Start Records shown

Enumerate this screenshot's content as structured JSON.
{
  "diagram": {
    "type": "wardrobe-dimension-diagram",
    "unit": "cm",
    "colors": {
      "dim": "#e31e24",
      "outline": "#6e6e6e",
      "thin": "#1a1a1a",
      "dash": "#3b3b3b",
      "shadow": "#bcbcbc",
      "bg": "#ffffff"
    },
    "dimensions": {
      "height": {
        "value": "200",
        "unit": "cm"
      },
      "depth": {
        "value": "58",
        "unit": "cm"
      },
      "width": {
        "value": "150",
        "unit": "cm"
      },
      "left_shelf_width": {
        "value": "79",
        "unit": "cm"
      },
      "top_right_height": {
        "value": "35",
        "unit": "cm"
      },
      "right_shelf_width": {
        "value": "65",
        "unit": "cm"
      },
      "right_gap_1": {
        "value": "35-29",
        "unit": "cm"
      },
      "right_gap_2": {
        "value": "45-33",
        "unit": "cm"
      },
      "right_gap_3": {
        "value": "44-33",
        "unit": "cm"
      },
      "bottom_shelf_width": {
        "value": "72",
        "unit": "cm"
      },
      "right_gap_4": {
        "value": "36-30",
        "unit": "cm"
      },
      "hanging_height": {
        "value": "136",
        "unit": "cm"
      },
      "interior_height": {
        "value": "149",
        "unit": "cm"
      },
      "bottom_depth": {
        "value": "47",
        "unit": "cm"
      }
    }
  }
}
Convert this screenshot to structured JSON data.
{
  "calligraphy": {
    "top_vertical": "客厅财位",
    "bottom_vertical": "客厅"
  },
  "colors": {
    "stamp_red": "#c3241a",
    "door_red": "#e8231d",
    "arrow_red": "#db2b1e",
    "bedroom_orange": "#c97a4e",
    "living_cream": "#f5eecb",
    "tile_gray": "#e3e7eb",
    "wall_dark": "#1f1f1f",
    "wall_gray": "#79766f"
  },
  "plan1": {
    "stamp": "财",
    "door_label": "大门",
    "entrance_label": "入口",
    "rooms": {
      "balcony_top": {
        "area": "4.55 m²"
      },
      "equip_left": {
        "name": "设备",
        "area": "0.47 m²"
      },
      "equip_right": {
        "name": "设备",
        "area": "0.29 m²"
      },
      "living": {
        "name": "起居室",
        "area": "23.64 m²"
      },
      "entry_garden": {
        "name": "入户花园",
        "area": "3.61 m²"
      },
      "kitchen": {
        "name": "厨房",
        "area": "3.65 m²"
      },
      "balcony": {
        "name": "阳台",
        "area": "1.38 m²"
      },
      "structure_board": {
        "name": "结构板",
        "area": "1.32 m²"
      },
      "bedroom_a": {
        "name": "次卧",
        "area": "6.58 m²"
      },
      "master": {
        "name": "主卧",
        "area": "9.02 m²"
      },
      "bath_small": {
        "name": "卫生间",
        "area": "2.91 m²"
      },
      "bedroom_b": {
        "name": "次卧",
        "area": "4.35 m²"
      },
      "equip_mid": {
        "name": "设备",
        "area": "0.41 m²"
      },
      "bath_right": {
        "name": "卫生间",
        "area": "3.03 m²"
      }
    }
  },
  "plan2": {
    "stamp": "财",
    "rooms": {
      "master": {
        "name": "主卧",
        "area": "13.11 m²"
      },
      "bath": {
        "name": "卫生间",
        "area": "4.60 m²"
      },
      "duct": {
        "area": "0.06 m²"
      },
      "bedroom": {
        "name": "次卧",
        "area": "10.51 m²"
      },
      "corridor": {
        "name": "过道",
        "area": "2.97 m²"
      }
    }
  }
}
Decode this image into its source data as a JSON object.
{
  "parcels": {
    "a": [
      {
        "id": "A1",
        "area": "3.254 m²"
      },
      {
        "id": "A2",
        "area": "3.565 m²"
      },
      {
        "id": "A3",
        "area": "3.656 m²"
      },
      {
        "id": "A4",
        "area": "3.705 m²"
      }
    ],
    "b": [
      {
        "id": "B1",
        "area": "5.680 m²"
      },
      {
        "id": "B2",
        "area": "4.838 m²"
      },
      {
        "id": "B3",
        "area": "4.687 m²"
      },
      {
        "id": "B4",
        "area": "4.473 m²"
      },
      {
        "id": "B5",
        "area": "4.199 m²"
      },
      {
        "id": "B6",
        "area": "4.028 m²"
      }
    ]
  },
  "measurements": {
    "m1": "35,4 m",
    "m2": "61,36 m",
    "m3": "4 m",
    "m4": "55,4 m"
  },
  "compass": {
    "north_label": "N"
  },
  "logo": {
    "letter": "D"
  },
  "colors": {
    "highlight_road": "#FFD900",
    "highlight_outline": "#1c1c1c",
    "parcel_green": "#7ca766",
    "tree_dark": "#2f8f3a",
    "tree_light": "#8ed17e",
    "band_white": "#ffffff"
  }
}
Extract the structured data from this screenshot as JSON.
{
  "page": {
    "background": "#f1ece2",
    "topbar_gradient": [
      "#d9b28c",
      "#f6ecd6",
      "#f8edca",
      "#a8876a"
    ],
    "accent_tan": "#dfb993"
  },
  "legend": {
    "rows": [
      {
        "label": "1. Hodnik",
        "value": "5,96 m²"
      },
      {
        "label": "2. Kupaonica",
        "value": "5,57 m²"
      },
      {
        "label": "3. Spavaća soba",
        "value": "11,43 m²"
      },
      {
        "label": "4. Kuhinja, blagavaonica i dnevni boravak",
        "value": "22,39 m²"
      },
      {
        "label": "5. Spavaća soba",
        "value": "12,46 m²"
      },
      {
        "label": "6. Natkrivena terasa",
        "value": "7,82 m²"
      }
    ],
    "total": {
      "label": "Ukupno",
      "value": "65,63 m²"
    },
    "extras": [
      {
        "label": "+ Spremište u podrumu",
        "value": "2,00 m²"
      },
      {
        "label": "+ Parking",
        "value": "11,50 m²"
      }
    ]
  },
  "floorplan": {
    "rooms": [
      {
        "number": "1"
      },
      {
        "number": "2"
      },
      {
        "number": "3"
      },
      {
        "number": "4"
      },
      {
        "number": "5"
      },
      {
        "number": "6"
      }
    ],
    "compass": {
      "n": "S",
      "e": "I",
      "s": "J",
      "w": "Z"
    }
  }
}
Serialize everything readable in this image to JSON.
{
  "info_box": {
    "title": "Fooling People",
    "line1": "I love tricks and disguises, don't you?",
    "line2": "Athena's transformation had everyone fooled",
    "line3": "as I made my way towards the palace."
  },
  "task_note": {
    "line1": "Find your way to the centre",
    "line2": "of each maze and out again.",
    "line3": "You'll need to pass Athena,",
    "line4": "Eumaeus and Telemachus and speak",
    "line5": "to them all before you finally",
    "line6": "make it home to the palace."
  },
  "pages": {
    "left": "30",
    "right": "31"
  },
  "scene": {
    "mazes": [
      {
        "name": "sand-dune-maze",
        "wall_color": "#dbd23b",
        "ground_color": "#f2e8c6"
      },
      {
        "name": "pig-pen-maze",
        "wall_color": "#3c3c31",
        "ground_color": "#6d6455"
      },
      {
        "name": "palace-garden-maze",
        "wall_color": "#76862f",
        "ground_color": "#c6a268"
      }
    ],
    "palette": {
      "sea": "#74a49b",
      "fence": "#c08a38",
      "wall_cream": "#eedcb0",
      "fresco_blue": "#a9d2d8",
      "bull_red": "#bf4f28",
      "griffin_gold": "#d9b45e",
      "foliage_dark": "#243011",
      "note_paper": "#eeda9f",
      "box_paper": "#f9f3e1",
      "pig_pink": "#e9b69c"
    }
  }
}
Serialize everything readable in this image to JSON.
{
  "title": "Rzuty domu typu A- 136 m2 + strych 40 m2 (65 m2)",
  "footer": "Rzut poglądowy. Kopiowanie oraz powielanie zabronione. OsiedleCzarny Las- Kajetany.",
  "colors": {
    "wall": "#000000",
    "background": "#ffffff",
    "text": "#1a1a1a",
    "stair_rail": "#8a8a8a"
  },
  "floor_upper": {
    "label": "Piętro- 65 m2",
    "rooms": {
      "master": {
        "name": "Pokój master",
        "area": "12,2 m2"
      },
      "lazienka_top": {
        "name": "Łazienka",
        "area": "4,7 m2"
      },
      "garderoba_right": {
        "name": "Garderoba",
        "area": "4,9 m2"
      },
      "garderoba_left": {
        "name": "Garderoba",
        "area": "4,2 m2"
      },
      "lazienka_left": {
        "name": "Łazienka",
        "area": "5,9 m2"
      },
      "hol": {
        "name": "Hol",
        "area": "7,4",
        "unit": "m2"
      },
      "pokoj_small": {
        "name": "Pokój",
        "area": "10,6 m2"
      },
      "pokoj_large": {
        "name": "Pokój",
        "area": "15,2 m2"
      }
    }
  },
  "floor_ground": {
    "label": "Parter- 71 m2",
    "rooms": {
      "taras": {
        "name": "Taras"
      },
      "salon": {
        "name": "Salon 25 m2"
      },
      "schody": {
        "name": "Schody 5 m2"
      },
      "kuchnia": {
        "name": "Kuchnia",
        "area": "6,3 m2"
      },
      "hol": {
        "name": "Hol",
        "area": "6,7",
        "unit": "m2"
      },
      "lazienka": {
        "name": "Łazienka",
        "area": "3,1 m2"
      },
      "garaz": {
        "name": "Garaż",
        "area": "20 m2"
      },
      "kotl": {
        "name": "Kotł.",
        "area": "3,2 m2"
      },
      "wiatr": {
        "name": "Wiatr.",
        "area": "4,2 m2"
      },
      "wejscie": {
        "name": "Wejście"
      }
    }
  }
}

End Records shown

▶ _Stated problem_:
From the entries above, copy every line containing the word "background".

▶ _Response_:
    "background": "#f1ece2",
    "background": "#ffffff",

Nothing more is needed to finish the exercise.